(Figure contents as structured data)
**********
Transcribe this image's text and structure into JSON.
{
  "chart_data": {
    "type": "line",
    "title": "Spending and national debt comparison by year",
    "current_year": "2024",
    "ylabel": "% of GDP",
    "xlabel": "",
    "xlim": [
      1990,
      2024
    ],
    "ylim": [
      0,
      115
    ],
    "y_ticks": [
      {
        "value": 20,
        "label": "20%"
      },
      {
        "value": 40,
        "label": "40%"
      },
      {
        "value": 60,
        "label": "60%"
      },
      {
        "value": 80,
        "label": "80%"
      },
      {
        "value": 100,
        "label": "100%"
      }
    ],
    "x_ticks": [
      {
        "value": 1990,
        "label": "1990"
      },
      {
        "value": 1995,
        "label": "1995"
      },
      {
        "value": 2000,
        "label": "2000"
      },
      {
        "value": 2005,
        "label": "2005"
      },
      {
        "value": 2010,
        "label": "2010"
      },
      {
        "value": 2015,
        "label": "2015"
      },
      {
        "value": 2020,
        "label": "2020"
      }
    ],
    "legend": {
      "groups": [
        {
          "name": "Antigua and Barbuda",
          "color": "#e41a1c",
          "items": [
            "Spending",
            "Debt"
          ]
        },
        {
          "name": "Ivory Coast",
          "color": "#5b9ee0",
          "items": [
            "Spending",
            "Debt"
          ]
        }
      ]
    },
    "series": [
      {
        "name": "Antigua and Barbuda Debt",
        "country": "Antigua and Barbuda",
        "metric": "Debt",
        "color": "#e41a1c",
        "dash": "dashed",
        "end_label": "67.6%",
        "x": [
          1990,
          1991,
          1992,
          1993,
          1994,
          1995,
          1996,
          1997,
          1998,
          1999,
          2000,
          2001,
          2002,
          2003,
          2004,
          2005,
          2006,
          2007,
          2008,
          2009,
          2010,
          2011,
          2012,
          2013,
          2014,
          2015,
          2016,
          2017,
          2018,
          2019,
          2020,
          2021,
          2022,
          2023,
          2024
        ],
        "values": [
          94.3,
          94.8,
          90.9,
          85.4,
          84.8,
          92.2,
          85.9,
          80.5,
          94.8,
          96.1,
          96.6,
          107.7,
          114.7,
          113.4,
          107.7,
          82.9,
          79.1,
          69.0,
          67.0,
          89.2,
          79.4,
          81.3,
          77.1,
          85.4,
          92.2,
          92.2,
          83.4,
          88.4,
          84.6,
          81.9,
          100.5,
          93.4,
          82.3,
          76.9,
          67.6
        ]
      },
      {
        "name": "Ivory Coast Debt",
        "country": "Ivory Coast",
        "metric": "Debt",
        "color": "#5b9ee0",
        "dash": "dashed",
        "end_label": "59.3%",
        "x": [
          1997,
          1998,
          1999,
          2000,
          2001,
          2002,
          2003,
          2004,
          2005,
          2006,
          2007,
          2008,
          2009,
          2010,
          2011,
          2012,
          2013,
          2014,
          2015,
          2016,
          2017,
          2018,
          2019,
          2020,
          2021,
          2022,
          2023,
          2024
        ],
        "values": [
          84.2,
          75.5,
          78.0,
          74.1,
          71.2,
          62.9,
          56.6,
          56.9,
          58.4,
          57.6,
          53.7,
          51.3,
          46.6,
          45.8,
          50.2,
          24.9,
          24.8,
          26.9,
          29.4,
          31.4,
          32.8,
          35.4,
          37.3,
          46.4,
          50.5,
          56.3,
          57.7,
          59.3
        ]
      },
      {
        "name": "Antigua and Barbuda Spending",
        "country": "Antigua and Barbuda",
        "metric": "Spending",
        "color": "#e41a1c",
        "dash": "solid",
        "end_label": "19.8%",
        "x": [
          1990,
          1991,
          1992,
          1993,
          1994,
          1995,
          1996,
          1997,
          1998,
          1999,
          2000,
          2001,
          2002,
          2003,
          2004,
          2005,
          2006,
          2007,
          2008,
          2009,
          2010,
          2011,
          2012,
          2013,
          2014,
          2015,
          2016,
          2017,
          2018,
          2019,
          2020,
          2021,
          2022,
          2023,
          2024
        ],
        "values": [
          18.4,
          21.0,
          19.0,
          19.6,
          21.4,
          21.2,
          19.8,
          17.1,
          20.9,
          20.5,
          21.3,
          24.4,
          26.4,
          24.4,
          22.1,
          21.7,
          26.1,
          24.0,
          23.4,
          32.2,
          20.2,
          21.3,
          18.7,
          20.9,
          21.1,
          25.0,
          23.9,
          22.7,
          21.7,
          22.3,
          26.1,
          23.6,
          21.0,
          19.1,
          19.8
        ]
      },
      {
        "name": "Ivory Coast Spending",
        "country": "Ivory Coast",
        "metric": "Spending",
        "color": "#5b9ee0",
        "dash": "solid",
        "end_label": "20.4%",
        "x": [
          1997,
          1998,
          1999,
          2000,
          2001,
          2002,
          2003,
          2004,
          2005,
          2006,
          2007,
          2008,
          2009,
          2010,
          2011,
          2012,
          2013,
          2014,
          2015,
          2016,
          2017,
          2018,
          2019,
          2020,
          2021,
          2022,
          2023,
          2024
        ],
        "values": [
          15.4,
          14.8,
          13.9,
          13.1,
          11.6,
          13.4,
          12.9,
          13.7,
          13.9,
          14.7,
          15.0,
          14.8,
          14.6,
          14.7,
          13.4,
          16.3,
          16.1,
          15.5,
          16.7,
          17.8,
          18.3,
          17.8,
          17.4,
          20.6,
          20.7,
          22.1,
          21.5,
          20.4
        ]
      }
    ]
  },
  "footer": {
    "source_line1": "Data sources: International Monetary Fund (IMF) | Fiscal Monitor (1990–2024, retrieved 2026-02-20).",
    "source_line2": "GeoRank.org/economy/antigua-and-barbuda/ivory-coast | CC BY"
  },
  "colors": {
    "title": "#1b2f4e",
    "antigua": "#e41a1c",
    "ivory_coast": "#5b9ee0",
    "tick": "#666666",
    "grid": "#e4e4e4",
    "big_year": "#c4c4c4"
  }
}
**********
* [THE EXERCISE]
Please repeat the listing above in full and exactly.

* [ANSWER BELOW]
Transcribe this image's text and structure into JSON.
{
  "chart_data": {
    "type": "line",
    "title": "Spending and national debt comparison by year",
    "current_year": "2024",
    "ylabel": "% of GDP",
    "xlabel": "",
    "xlim": [
      1990,
      2024
    ],
    "ylim": [
      0,
      115
    ],
    "y_ticks": [
      {
        "value": 20,
        "label": "20%"
      },
      {
        "value": 40,
        "label": "40%"
      },
      {
        "value": 60,
        "label": "60%"
      },
      {
        "value": 80,
        "label": "80%"
      },
      {
        "value": 100,
        "label": "100%"
      }
    ],
    "x_ticks": [
      {
        "value": 1990,
        "label": "1990"
      },
      {
        "value": 1995,
        "label": "1995"
      },
      {
        "value": 2000,
        "label": "2000"
      },
      {
        "value": 2005,
        "label": "2005"
      },
      {
        "value": 2010,
        "label": "2010"
      },
      {
        "value": 2015,
        "label": "2015"
      },
      {
        "value": 2020,
        "label": "2020"
      }
    ],
    "legend": {
      "groups": [
        {
          "name": "Antigua and Barbuda",
          "color": "#e41a1c",
          "items": [
            "Spending",
            "Debt"
          ]
        },
        {
          "name": "Ivory Coast",
          "color": "#5b9ee0",
          "items": [
            "Spending",
            "Debt"
          ]
        }
      ]
    },
    "series": [
      {
        "name": "Antigua and Barbuda Debt",
        "country": "Antigua and Barbuda",
        "metric": "Debt",
        "color": "#e41a1c",
        "dash": "dashed",
        "end_label": "67.6%",
        "x": [
          1990,
          1991,
          1992,
          1993,
          1994,
          1995,
          1996,
          1997,
          1998,
          1999,
          2000,
          2001,
          2002,
          2003,
          2004,
          2005,
          2006,
          2007,
          2008,
          2009,
          2010,
          2011,
          2012,
          2013,
          2014,
          2015,
          2016,
          2017,
          2018,
          2019,
          2020,
          2021,
          2022,
          2023,
          2024
        ],
        "values": [
          94.3,
          94.8,
          90.9,
          85.4,
          84.8,
          92.2,
          85.9,
          80.5,
          94.8,
          96.1,
          96.6,
          107.7,
          114.7,
          113.4,
          107.7,
          82.9,
          79.1,
          69.0,
          67.0,
          89.2,
          79.4,
          81.3,
          77.1,
          85.4,
          92.2,
          92.2,
          83.4,
          88.4,
          84.6,
          81.9,
          100.5,
          93.4,
          82.3,
          76.9,
          67.6
        ]
      },
      {
        "name": "Ivory Coast Debt",
        "country": "Ivory Coast",
        "metric": "Debt",
        "color": "#5b9ee0",
        "dash": "dashed",
        "end_label": "59.3%",
        "x": [
          1997,
          1998,
          1999,
          2000,
          2001,
          2002,
          2003,
          2004,
          2005,
          2006,
          2007,
          2008,
          2009,
          2010,
          2011,
          2012,
          2013,
          2014,
          2015,
          2016,
          2017,
          2018,
          2019,
          2020,
          2021,
          2022,
          2023,
          2024
        ],
        "values": [
          84.2,
          75.5,
          78.0,
          74.1,
          71.2,
          62.9,
          56.6,
          56.9,
          58.4,
          57.6,
          53.7,
          51.3,
          46.6,
          45.8,
          50.2,
          24.9,
          24.8,
          26.9,
          29.4,
          31.4,
          32.8,
          35.4,
          37.3,
          46.4,
          50.5,
          56.3,
          57.7,
          59.3
        ]
      },
      {
        "name": "Antigua and Barbuda Spending",
        "country": "Antigua and Barbuda",
        "metric": "Spending",
        "color": "#e41a1c",
        "dash": "solid",
        "end_label": "19.8%",
        "x": [
          1990,
          1991,
          1992,
          1993,
          1994,
          1995,
          1996,
          1997,
          1998,
          1999,
          2000,
          2001,
          2002,
          2003,
          2004,
          2005,
          2006,
          2007,
          2008,
          2009,
          2010,
          2011,
          2012,
          2013,
          2014,
          2015,
          2016,
          2017,
          2018,
          2019,
          2020,
          2021,
          2022,
          2023,
          2024
        ],
        "values": [
          18.4,
          21.0,
          19.0,
          19.6,
          21.4,
          21.2,
          19.8,
          17.1,
          20.9,
          20.5,
          21.3,
          24.4,
          26.4,
          24.4,
          22.1,
          21.7,
          26.1,
          24.0,
          23.4,
          32.2,
          20.2,
          21.3,
          18.7,
          20.9,
          21.1,
          25.0,
          23.9,
          22.7,
          21.7,
          22.3,
          26.1,
          23.6,
          21.0,
          19.1,
          19.8
        ]
      },
      {
        "name": "Ivory Coast Spending",
        "country": "Ivory Coast",
        "metric": "Spending",
        "color": "#5b9ee0",
        "dash": "solid",
        "end_label": "20.4%",
        "x": [
          1997,
          1998,
          1999,
          2000,
          2001,
          2002,
          2003,
          2004,
          2005,
          2006,
          2007,
          2008,
          2009,
          2010,
          2011,
          2012,
          2013,
          2014,
          2015,
          2016,
          2017,
          2018,
          2019,
          2020,
          2021,
          2022,
          2023,
          2024
        ],
        "values": [
          15.4,
          14.8,
          13.9,
          13.1,
          11.6,
          13.4,
          12.9,
          13.7,
          13.9,
          14.7,
          15.0,
          14.8,
          14.6,
          14.7,
          13.4,
          16.3,
          16.1,
          15.5,
          16.7,
          17.8,
          18.3,
          17.8,
          17.4,
          20.6,
          20.7,
          22.1,
          21.5,
          20.4
        ]
      }
    ]
  },
  "footer": {
    "source_line1": "Data sources: International Monetary Fund (IMF) | Fiscal Monitor (1990–2024, retrieved 2026-02-20).",
    "source_line2": "GeoRank.org/economy/antigua-and-barbuda/ivory-coast | CC BY"
  },
  "colors": {
    "title": "#1b2f4e",
    "antigua": "#e41a1c",
    "ivory_coast": "#5b9ee0",
    "tick": "#666666",
    "grid": "#e4e4e4",
    "big_year": "#c4c4c4"
  }
}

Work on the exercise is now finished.